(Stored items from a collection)
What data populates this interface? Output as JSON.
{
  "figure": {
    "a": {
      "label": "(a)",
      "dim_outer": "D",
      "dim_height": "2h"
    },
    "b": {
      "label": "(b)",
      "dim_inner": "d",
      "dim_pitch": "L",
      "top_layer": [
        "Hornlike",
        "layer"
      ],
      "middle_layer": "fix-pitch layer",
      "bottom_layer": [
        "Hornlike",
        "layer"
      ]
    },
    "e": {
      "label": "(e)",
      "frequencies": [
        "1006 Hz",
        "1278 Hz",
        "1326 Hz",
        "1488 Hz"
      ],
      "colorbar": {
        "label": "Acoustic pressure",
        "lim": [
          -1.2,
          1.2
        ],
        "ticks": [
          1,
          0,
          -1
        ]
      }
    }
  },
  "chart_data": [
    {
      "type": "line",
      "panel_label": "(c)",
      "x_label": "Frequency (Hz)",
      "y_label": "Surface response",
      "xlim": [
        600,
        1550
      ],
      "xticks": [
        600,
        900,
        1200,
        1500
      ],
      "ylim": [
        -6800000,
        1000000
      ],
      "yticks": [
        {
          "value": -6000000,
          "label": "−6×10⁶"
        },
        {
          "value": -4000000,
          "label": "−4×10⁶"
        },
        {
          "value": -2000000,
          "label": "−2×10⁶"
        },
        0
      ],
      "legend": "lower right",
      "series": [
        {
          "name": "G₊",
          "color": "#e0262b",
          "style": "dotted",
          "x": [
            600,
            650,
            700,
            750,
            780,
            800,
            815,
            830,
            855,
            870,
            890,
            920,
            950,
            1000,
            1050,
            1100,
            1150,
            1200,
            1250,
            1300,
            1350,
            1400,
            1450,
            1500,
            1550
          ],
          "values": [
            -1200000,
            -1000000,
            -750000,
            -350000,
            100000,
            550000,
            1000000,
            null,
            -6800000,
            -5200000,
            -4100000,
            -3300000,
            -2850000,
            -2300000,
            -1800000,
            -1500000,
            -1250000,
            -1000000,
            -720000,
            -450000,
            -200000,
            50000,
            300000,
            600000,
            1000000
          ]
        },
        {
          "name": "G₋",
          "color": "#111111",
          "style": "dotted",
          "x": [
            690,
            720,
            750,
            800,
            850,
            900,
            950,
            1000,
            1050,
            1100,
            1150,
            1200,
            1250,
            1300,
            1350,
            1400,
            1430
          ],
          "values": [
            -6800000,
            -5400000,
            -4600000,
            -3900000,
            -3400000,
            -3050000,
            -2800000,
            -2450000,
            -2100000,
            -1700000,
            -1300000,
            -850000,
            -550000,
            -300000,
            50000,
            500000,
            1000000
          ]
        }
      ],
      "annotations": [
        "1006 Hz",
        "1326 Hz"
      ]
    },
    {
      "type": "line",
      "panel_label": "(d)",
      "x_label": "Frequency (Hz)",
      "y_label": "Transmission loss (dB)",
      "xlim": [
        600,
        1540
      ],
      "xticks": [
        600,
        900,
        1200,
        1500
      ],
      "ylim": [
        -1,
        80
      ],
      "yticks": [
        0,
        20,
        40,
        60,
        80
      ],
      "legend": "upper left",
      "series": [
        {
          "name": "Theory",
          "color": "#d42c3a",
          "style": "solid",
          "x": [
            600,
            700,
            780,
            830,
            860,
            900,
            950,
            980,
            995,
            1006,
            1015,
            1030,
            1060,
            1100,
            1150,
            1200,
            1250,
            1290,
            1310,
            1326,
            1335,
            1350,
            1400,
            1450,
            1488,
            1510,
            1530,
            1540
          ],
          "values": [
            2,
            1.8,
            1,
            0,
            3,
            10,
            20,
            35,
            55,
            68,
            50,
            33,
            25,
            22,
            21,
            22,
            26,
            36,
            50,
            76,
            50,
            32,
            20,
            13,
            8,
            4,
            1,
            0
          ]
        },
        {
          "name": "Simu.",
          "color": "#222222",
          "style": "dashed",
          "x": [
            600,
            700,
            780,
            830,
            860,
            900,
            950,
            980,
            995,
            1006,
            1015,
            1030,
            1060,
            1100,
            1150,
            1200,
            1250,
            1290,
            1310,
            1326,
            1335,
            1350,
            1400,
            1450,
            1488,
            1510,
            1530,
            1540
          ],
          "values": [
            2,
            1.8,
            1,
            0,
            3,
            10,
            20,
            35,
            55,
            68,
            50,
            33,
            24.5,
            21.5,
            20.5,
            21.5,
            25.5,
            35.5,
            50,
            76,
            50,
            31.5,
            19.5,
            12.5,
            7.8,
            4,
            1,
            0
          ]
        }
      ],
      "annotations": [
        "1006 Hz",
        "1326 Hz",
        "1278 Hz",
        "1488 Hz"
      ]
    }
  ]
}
...
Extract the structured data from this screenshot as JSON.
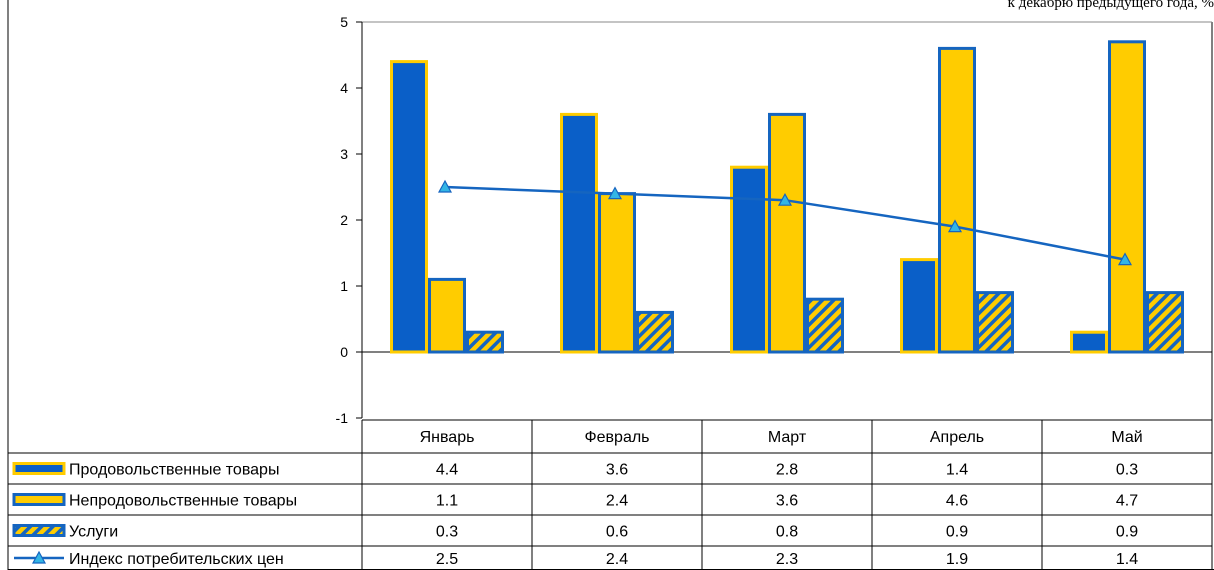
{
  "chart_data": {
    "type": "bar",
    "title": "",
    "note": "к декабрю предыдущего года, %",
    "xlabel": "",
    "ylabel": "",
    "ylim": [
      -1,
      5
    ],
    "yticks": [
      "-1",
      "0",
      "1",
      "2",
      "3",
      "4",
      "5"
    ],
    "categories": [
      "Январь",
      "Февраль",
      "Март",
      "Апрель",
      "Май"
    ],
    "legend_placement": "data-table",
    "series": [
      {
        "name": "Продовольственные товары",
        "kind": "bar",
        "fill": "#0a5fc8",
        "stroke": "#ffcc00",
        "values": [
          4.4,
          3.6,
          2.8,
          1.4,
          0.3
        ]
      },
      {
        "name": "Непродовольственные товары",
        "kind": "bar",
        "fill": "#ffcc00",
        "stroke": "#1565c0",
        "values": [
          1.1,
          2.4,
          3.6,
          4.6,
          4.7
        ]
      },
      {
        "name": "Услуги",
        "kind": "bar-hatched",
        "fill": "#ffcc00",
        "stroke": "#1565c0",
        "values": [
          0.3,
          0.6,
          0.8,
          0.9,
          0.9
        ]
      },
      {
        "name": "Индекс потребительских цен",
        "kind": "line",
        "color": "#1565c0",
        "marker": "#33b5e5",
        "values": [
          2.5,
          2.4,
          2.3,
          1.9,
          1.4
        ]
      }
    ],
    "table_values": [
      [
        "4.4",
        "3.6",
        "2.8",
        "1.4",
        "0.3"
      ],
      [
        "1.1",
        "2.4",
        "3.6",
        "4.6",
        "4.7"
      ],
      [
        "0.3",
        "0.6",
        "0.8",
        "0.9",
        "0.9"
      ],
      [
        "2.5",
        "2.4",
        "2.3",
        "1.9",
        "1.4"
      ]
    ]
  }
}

▸ Task requirements
Copy, from the material above, each line in which the string "style" occurs.

▸ Full output
          "style": "dotted",
          "style": "dotted",
          "style": "solid",
          "style": "dashed",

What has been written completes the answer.